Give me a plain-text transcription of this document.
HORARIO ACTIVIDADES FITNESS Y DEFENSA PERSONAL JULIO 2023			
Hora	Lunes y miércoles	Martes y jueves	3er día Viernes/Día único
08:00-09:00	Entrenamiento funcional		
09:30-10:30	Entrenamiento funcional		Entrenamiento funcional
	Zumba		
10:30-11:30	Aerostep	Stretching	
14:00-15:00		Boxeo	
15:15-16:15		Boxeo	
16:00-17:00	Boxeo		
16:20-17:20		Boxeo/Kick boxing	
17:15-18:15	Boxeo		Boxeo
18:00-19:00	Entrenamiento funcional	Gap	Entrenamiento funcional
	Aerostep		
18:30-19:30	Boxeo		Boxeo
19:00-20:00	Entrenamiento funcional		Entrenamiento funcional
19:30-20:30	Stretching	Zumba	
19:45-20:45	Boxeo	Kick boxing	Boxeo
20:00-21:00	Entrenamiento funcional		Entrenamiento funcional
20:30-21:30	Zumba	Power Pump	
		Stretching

DIRECTIVE. Copy every line that includes the string "Aerostep" from the material above.

ANSWER.
10:30-11:30	Aerostep	Stretching	
	Aerostep		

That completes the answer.